> BRIEF
Within the records that follow, find every line containing the string "this". Copy those lines.

Stored entries:
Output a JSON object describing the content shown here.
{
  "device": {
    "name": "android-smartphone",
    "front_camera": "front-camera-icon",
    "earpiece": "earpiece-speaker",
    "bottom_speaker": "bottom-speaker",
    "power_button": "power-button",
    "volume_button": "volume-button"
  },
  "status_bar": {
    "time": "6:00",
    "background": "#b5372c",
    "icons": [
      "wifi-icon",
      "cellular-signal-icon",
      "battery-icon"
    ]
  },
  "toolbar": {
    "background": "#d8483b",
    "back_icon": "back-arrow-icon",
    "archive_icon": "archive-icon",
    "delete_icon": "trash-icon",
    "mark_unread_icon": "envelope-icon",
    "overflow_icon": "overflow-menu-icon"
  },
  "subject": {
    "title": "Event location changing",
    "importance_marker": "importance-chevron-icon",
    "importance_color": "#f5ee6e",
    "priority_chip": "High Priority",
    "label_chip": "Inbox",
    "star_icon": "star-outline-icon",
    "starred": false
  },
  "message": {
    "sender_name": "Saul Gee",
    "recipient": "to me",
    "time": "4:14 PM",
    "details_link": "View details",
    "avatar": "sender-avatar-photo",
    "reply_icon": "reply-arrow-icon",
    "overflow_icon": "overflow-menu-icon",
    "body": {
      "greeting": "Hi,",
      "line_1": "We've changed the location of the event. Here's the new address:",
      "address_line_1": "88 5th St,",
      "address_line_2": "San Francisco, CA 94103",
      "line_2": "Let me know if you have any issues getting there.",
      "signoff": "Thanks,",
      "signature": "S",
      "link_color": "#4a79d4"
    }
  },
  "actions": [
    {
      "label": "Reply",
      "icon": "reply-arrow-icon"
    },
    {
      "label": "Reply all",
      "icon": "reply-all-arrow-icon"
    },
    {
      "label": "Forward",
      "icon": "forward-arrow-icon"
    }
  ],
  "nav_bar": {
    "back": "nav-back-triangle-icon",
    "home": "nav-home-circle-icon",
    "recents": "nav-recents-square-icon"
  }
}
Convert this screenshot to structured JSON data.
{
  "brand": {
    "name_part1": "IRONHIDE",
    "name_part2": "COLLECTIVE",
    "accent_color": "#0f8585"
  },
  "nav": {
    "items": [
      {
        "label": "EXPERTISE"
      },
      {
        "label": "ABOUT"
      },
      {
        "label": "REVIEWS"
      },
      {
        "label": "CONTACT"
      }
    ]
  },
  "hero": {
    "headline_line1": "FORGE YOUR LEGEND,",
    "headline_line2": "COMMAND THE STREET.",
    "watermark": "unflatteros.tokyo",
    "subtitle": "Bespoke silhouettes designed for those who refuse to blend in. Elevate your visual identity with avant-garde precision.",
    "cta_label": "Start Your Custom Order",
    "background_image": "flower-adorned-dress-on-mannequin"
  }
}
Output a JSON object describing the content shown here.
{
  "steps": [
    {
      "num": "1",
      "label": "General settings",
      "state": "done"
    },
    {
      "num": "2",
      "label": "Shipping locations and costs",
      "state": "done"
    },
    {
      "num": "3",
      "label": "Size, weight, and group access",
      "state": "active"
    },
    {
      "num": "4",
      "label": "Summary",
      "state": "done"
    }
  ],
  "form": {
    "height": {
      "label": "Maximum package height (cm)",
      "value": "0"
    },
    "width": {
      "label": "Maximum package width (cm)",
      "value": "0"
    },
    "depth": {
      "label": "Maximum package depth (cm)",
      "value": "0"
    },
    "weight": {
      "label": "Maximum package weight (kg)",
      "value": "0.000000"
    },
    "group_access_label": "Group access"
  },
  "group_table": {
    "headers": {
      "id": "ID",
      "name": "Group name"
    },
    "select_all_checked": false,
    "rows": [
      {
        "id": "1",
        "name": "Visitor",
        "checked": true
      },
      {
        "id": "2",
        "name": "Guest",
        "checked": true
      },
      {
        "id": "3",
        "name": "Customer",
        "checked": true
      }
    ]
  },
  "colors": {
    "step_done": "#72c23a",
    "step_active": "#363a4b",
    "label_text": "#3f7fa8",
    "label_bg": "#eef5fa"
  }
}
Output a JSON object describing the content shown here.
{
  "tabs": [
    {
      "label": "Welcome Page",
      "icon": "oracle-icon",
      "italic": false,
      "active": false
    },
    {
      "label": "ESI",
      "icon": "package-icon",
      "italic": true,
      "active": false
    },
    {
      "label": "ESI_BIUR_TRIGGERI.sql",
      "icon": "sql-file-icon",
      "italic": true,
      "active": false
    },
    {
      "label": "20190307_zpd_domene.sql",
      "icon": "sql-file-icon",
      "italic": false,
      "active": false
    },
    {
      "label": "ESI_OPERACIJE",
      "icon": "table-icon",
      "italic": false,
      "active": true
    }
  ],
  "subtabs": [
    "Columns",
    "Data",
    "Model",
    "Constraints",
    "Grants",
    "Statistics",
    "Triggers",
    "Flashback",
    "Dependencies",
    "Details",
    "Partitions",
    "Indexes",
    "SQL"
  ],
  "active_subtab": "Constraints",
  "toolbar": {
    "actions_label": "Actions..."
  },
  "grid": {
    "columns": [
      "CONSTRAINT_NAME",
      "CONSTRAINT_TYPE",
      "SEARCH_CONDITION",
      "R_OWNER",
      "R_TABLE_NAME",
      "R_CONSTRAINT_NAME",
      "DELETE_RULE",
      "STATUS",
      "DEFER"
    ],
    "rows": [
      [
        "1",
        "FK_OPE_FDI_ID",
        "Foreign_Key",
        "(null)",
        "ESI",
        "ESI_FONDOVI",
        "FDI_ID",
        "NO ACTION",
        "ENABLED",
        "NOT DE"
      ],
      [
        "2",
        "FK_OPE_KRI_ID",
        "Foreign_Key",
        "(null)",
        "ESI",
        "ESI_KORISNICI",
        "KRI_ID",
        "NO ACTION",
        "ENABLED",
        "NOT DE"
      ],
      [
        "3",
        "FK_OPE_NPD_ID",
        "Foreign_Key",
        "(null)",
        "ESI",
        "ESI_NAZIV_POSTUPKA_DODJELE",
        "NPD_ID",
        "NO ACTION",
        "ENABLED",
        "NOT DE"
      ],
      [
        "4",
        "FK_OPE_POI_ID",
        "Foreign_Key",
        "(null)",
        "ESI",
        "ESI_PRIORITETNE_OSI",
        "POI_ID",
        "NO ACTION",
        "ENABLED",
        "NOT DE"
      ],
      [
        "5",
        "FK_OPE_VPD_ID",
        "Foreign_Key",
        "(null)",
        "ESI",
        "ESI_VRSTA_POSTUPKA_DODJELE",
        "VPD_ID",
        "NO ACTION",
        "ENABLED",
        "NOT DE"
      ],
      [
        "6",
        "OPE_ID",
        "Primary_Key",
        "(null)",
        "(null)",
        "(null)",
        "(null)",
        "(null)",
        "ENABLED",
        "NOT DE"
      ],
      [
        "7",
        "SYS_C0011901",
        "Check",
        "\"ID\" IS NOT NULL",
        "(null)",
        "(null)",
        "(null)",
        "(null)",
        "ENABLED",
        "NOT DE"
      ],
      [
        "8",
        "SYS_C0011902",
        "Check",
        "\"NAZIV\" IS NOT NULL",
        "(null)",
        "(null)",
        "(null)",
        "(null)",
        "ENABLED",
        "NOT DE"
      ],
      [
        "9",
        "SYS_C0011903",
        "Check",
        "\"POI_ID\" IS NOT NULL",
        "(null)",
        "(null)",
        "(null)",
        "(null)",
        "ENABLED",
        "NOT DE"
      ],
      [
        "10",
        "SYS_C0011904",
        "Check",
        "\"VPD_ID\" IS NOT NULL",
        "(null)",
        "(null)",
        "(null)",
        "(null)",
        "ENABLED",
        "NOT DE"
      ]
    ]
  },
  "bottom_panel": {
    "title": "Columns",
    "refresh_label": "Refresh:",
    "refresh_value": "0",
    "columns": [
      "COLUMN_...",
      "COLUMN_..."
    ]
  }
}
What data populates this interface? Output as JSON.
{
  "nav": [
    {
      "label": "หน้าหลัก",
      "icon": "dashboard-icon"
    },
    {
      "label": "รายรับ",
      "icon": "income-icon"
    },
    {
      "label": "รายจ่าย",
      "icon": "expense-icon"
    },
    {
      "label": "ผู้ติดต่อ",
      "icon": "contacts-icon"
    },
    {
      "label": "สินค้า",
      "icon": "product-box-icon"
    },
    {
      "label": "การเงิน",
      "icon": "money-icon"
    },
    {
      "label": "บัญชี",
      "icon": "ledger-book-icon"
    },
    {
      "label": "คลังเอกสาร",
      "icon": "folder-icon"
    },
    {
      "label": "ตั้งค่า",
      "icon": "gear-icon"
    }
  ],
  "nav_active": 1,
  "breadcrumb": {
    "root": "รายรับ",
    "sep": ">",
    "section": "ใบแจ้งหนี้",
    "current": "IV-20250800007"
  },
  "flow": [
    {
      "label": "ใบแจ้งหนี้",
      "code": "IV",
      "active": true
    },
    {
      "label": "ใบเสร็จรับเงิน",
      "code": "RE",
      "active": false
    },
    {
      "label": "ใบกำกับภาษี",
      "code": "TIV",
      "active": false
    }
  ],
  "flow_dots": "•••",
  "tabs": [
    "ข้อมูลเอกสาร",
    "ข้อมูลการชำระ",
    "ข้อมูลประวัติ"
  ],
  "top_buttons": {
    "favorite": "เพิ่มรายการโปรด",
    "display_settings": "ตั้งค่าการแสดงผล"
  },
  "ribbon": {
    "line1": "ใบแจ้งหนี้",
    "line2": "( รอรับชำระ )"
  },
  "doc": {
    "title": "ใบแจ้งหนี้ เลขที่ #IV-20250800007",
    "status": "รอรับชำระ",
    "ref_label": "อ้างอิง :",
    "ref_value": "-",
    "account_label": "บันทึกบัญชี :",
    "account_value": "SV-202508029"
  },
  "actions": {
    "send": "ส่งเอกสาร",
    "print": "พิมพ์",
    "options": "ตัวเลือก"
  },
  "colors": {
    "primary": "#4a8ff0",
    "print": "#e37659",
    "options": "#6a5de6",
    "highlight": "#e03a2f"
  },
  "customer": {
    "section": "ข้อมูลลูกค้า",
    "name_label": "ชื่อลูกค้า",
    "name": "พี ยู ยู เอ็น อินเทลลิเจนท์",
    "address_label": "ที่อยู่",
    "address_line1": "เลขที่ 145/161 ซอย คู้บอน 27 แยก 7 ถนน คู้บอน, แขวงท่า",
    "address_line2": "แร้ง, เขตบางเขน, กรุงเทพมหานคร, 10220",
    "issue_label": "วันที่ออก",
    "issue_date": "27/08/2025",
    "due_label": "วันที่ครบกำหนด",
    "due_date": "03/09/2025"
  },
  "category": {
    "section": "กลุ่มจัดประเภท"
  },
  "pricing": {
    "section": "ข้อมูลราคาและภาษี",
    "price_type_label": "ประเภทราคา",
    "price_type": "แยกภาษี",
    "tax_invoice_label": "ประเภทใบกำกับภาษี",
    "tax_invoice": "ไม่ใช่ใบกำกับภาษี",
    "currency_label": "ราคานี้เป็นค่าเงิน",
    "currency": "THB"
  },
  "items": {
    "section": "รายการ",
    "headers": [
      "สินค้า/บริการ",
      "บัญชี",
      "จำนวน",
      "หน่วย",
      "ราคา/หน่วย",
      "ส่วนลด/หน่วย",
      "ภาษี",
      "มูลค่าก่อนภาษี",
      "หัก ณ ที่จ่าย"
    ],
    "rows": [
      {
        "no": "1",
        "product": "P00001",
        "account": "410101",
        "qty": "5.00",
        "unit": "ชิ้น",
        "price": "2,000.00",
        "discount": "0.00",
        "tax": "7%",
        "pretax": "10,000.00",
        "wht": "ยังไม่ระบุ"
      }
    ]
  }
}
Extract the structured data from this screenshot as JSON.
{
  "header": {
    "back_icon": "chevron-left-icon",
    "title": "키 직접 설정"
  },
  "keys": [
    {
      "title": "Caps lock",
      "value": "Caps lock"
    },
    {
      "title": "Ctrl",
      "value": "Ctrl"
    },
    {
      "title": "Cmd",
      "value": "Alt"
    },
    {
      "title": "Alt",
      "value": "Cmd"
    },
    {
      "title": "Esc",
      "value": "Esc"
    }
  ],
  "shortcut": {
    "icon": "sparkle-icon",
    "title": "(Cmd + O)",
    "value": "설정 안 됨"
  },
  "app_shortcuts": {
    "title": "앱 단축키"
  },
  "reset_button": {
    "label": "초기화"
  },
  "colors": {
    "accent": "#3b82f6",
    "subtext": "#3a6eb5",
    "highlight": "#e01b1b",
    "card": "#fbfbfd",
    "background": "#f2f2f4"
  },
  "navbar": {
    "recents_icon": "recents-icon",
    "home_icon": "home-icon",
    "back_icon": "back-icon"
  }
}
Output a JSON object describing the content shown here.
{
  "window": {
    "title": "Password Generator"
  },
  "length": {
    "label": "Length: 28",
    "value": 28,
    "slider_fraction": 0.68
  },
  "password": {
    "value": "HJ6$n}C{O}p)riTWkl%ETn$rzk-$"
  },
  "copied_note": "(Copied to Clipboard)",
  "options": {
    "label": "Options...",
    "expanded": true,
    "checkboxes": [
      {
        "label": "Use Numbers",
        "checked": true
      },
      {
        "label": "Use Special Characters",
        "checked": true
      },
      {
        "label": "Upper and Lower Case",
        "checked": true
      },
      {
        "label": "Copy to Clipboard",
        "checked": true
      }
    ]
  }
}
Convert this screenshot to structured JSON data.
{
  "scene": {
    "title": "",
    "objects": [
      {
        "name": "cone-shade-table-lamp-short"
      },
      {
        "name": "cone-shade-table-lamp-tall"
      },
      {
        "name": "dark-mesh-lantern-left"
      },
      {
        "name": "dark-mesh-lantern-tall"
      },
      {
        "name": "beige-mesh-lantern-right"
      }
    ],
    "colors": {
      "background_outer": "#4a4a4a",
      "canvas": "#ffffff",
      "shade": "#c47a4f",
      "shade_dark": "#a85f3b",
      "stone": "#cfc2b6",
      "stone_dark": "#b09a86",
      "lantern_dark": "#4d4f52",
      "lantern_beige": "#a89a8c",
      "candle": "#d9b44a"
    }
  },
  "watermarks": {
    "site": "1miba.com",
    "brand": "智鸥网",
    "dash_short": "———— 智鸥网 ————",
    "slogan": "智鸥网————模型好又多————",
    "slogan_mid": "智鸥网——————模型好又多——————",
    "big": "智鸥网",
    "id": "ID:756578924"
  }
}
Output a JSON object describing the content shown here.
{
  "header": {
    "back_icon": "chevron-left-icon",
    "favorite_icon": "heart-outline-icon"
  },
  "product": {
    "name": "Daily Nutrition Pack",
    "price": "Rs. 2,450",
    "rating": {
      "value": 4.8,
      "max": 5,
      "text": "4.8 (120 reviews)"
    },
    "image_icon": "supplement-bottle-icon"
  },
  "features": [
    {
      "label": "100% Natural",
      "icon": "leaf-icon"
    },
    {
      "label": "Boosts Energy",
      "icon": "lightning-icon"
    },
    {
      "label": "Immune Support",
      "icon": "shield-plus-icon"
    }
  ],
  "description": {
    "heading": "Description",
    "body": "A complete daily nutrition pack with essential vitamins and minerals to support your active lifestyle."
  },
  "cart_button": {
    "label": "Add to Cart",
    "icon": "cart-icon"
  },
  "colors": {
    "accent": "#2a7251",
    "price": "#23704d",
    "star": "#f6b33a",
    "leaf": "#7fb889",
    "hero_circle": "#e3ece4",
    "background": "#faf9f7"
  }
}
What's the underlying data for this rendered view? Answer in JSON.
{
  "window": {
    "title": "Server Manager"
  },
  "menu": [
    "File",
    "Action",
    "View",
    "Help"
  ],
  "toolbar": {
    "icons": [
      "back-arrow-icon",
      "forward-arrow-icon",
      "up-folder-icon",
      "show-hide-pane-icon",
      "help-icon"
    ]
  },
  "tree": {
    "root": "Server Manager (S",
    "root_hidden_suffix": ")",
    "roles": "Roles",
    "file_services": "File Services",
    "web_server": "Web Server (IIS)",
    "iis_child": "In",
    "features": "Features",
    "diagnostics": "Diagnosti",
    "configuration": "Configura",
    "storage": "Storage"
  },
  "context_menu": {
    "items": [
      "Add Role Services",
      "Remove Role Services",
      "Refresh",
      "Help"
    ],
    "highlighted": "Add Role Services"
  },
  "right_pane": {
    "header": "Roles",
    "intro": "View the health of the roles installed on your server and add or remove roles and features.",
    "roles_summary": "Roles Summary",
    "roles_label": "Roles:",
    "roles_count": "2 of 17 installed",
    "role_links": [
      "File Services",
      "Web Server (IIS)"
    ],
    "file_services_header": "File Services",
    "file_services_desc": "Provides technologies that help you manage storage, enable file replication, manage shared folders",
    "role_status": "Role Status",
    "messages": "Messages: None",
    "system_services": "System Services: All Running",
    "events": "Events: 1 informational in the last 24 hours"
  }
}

> EXERCISE ANSWER
Convert this screenshot to structured JSON data.
What data populates this interface? Output as JSON.
Extract the structured data from this screenshot as JSON.
Convert this screenshot to structured JSON data.
What's the underlying data for this rendered view? Answer in JSON.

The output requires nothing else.